__COMPITO A__:
Riporta come elenco numerato le righe delle voci, dalla prima fino alla riga che contiene "frame-range-label: Frame range: [1545, 327, 1666, 350]", inclusa. Salta le righe vuote.

__TESTO__:
***

Articolo 1376 è IMPORTANTISSIMO e
DA RICORDARE.
Di regola l’efficacia di una
norma è subordinata al trascorrere di un certo periodo di tempo. Di regola il
trascorrere di questo periodo di tempo è di 15 giorni (VACATIO LEGIS) -- >
periodo tra perfezionamento ed entrata in vigore della norma. I 15 giorni
possono essere ridotti (possono entrare in vigore immediatamente, oppure
entrare in vigore in un tempo più lungo). A norma dell’articolo 11 delle
preleggi la norma non può essere retroattiva, ma dispone solo per l’avvenire:
questo concetto aiuta la certezza delle norme giuridiche. La confusione nasce
dal fatto che il legislatore non può modificare diritti acquisiti: il concetto
di pensione ne è esempio. Negli anni, infatti, cambiano i metodi di calcolo o
gli anni per poter andare in pensione. Non è una deroga alla legge per cui la
legge stabilisce solo per il futuro, ma poiché va diversamente giudicata la
situazione su cui la regola incide.
I casi di perdita di efficacia
sono riconducibili a 5 situazioni (DOMANDA PLAUSIBILE ALL’ESAME):
-
Se abrogata, l’abrogazione può essere:
o
Espressa, il legislatore emana una nuova
normativa e questa nuova normativa abroga esplicitamente la normativa su cui
l’istituto incide;
o
Tacita, vi è incompatibilità tra la nuova e la
vecchia normativa. Si applica quella in vigore.
o
Se una nuova norma sostituisce in toto la
precedente;
o
Come conseguenza della dichiarazione di
incostituzionalità della norma (questa dichiarazione ha effetto di abrogare ex
tunc la norma);
o
Referendum abrogativo (ex articolo 75 Cost.). Ci
deve essere un numero di votanti pari al 50% + 1 (quorum costitutivo).
Le norme vanno anche
interpretate: l’interpretazione è il motivo per cui esistono giudici ed
avvocati. Il primo criterio interpretativo è quello letterale: connessione
delle parole e loro significato.

***

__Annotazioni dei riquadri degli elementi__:

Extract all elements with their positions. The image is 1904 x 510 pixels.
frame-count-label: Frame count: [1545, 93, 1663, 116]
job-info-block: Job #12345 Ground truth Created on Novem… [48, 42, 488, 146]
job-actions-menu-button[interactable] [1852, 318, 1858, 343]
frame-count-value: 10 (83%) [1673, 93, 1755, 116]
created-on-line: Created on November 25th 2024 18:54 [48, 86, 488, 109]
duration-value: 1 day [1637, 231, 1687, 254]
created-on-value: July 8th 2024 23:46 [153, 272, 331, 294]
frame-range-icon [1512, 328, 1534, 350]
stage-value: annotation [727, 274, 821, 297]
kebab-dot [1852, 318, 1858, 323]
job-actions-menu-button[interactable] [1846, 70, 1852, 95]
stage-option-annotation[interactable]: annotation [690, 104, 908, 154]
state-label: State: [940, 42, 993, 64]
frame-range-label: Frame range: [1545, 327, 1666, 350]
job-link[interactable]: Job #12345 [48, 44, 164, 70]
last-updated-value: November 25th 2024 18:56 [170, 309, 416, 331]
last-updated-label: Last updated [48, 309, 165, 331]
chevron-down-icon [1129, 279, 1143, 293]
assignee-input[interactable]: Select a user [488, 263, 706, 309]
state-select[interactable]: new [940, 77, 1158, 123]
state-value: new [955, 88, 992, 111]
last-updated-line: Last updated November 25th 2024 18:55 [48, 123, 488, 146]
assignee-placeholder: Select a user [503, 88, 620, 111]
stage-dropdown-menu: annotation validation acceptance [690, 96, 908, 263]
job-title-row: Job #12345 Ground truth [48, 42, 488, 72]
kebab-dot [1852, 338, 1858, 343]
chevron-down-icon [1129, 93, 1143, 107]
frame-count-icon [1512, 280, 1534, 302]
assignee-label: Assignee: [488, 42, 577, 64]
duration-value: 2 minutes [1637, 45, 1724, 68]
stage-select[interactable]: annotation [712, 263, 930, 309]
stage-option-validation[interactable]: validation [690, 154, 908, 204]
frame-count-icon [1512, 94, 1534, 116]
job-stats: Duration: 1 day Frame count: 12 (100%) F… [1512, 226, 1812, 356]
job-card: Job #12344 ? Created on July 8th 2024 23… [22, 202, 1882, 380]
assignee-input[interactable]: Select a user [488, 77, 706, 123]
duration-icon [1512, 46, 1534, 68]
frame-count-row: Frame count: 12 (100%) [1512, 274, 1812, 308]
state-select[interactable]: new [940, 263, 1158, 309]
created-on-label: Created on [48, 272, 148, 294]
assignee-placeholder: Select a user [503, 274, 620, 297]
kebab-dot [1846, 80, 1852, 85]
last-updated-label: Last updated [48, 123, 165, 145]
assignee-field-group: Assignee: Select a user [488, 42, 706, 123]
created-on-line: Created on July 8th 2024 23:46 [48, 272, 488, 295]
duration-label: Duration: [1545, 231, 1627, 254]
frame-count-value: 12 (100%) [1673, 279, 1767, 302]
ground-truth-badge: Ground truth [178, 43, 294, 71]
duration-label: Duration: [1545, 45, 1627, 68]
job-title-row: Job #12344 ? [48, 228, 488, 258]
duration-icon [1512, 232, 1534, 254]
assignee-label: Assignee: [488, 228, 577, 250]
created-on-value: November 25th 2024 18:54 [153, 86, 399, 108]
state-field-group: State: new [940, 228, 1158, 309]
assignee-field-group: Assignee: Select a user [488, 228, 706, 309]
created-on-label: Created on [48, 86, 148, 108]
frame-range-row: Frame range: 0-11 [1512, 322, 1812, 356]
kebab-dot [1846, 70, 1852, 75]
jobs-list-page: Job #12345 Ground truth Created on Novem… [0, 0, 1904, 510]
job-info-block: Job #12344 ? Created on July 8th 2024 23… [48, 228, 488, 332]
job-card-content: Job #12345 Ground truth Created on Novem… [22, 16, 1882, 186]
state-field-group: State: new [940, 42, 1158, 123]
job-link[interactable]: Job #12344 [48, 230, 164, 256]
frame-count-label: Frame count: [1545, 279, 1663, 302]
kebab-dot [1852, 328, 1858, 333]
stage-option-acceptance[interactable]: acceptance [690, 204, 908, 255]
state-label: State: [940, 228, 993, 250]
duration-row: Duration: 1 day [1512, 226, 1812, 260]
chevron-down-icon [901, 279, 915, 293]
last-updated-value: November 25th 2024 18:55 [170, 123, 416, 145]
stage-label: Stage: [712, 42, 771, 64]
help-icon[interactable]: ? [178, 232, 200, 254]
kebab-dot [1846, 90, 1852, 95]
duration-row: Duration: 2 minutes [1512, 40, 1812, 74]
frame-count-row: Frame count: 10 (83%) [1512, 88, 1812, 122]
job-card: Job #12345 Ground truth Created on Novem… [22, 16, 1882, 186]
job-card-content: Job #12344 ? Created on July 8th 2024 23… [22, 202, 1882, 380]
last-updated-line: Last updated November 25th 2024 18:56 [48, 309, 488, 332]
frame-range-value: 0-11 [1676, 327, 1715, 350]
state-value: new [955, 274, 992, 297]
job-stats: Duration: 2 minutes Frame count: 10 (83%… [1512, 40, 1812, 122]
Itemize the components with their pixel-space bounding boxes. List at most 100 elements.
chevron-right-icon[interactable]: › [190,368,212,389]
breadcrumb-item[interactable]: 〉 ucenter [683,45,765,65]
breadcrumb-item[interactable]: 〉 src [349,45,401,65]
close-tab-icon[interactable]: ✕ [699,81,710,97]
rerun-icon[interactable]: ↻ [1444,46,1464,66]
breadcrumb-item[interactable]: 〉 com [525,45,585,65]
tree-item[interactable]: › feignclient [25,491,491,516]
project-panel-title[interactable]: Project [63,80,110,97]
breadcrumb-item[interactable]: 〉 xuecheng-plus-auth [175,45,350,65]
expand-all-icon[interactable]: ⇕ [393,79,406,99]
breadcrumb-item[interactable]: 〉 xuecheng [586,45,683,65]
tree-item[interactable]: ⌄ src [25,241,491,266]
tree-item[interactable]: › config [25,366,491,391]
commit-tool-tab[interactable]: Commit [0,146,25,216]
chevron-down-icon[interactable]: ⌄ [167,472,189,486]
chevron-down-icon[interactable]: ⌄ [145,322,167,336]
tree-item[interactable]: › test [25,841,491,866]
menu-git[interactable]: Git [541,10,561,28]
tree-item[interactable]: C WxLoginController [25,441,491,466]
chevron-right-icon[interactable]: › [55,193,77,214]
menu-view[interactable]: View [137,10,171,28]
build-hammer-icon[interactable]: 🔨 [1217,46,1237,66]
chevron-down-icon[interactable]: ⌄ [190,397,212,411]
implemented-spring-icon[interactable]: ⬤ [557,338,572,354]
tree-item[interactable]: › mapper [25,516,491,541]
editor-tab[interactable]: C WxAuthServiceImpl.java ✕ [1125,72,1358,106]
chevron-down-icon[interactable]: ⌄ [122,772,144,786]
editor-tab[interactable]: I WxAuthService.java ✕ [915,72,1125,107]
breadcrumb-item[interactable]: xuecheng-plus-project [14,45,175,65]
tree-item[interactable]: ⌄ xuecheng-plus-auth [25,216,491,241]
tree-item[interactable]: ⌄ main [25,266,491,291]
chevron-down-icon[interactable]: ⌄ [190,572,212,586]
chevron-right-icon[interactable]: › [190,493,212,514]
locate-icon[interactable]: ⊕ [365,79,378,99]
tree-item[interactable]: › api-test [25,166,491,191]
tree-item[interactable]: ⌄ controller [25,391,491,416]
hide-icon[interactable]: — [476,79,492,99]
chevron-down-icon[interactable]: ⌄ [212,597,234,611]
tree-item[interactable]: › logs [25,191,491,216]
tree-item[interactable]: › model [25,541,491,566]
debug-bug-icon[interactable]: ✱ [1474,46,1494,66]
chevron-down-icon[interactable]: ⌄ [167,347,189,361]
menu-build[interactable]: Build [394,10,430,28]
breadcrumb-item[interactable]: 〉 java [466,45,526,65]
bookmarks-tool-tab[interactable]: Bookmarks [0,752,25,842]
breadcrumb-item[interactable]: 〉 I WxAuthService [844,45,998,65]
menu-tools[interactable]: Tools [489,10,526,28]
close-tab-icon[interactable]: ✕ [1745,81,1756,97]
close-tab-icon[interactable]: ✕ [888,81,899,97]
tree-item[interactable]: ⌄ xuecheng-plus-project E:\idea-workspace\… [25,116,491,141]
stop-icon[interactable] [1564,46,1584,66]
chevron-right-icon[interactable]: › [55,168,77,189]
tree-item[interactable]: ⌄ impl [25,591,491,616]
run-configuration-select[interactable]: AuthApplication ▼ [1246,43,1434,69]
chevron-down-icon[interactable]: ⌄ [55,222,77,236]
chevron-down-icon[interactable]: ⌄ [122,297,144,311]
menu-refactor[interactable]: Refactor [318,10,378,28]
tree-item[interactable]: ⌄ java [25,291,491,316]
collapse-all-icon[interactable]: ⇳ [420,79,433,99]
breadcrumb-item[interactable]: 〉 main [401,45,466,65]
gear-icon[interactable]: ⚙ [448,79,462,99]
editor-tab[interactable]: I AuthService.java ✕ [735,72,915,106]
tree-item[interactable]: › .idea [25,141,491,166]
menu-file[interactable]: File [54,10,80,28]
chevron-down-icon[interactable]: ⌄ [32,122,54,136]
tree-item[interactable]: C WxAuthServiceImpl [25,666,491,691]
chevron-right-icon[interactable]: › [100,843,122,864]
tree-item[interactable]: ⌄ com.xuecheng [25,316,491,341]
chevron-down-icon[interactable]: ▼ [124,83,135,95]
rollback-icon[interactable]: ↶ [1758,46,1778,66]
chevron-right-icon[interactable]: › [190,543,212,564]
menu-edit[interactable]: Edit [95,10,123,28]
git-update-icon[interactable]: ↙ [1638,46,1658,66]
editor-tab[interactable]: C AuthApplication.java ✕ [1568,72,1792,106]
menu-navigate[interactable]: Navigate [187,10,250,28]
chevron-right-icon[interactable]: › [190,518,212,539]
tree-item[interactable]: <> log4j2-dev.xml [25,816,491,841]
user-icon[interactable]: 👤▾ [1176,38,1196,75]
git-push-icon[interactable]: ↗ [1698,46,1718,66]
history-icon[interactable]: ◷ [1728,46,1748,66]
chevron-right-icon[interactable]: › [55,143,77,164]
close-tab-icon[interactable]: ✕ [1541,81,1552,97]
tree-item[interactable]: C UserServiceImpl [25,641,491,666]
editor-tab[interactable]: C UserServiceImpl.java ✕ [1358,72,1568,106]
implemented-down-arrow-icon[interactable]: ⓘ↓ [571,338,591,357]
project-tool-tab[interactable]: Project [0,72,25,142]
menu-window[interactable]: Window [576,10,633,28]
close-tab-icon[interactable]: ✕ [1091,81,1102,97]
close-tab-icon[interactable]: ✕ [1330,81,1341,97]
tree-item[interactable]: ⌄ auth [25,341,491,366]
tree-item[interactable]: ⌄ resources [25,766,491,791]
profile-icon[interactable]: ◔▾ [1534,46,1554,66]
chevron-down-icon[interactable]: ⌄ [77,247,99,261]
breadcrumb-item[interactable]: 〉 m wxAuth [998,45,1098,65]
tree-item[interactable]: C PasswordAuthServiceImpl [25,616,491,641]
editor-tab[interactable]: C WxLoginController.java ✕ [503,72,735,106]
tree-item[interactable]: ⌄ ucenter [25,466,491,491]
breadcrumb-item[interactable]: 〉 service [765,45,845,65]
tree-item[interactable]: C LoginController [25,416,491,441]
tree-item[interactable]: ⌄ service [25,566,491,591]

***

__COMPITO B__:
Rispondi a queste domande sul testo sull'efficacia delle norme:
(i) Quanti giorni dura di regola la vacatio legis?
(ii) Secondo l'articolo 11 delle preleggi, per quale tempo dispone la norma?
(iii) Qual è il primo criterio interpretativo?

__RISPOSTA COMPLETA A__:
1. Extract all elements with their positions. The image is 1904 x 510 pixels.
2. frame-count-label: Frame count: [1545, 93, 1663, 116]
3. job-info-block: Job #12345 Ground truth Created on Novem… [48, 42, 488, 146]
4. job-actions-menu-button[interactable] [1852, 318, 1858, 343]
5. frame-count-value: 10 (83%) [1673, 93, 1755, 116]
6. created-on-line: Created on November 25th 2024 18:54 [48, 86, 488, 109]
7. duration-value: 1 day [1637, 231, 1687, 254]
8. created-on-value: July 8th 2024 23:46 [153, 272, 331, 294]
9. frame-range-icon [1512, 328, 1534, 350]
10. stage-value: annotation [727, 274, 821, 297]
11. kebab-dot [1852, 318, 1858, 323]
12. job-actions-menu-button[interactable] [1846, 70, 1852, 95]
13. stage-option-annotation[interactable]: annotation [690, 104, 908, 154]
14. state-label: State: [940, 42, 993, 64]
15. frame-range-label: Frame range: [1545, 327, 1666, 350]

__RISPOSTA COMPLETA B__:
(i) 15 giorni.
(ii) Solo per l'avvenire: la norma non può essere retroattiva.
(iii) Quello letterale: la connessione delle parole e il loro significato.